## Requirements
Using the entries that follow, collect the lines where the word "Новые" appears.

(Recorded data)
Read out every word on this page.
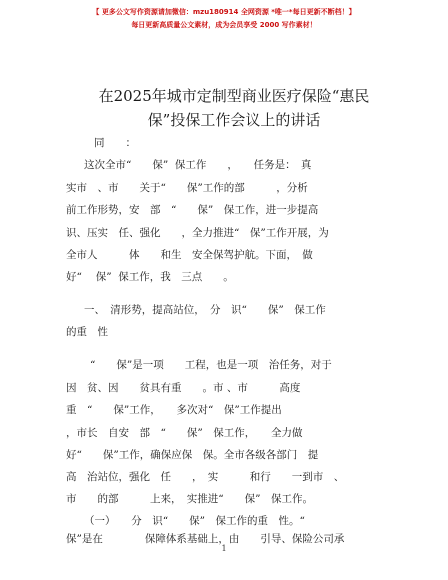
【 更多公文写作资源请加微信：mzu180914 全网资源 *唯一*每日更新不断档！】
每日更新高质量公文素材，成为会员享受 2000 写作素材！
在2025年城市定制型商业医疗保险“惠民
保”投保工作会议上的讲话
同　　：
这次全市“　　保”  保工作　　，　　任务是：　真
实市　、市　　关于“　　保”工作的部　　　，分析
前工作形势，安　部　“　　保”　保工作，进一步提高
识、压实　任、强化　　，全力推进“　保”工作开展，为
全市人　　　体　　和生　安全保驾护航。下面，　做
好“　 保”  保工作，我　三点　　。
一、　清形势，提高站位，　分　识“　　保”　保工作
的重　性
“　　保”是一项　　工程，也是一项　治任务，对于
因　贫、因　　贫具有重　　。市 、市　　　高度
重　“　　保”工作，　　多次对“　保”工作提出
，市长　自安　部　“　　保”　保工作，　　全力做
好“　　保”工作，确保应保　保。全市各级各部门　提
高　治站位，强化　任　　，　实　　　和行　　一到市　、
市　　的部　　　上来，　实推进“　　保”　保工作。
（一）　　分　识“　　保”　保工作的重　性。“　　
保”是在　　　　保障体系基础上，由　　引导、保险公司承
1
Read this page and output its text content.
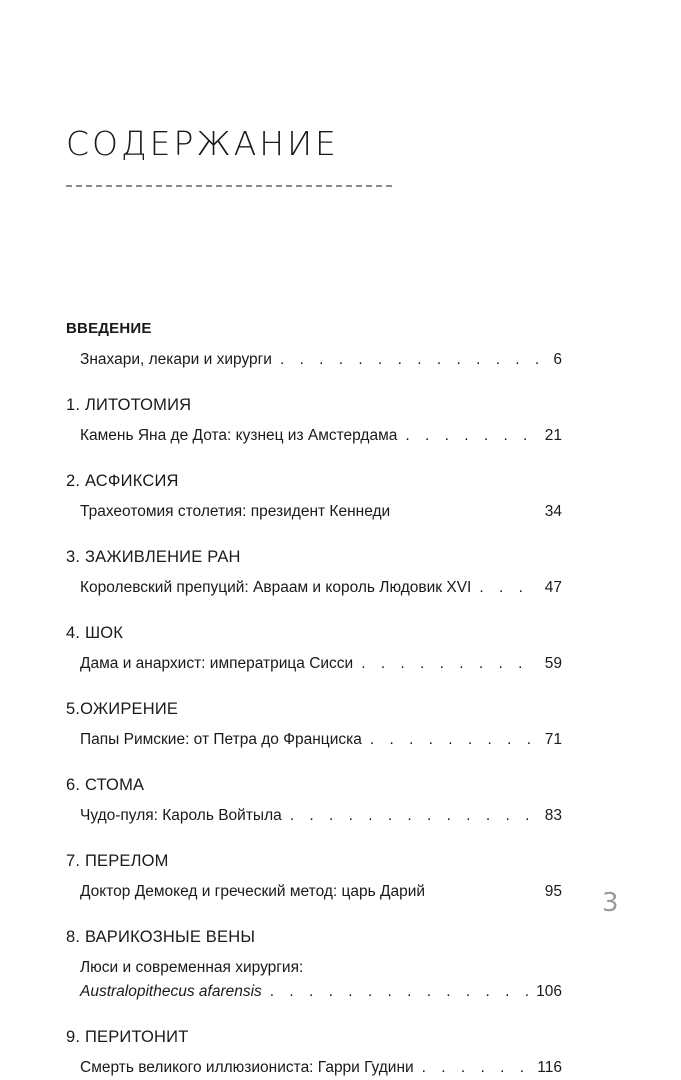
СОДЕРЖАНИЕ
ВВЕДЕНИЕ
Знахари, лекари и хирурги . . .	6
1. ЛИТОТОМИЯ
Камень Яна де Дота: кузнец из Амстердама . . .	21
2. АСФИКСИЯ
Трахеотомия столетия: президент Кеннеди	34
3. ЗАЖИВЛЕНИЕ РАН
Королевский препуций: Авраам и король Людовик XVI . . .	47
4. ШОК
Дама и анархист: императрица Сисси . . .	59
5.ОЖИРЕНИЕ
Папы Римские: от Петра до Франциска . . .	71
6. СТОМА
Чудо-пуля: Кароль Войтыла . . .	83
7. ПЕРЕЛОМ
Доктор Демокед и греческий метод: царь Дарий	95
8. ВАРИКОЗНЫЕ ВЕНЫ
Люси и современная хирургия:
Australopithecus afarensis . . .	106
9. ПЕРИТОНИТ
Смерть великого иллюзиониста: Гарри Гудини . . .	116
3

* * *

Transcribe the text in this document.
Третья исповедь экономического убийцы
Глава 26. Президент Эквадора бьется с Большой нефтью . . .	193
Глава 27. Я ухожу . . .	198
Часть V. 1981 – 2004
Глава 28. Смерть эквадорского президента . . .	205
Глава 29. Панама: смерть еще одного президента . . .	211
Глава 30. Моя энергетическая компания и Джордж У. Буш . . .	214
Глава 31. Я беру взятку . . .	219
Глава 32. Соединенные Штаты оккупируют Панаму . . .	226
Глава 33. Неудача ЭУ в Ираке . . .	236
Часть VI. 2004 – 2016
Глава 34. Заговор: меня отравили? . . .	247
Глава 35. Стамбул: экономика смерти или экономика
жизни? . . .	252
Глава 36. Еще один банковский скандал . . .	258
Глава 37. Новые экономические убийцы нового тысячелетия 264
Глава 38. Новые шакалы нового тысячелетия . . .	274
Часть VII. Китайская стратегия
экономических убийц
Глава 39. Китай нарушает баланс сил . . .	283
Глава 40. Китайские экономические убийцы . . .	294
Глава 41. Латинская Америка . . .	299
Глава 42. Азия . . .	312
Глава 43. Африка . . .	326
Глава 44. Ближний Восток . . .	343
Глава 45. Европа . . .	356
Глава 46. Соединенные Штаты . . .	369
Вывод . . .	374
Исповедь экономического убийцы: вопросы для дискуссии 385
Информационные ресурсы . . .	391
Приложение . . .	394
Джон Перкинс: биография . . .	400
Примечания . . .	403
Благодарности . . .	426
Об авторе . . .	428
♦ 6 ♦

## Correct response
Глава 37. Новые экономические убийцы нового тысячелетия 264
Глава 38. Новые шакалы нового тысячелетия . . .	274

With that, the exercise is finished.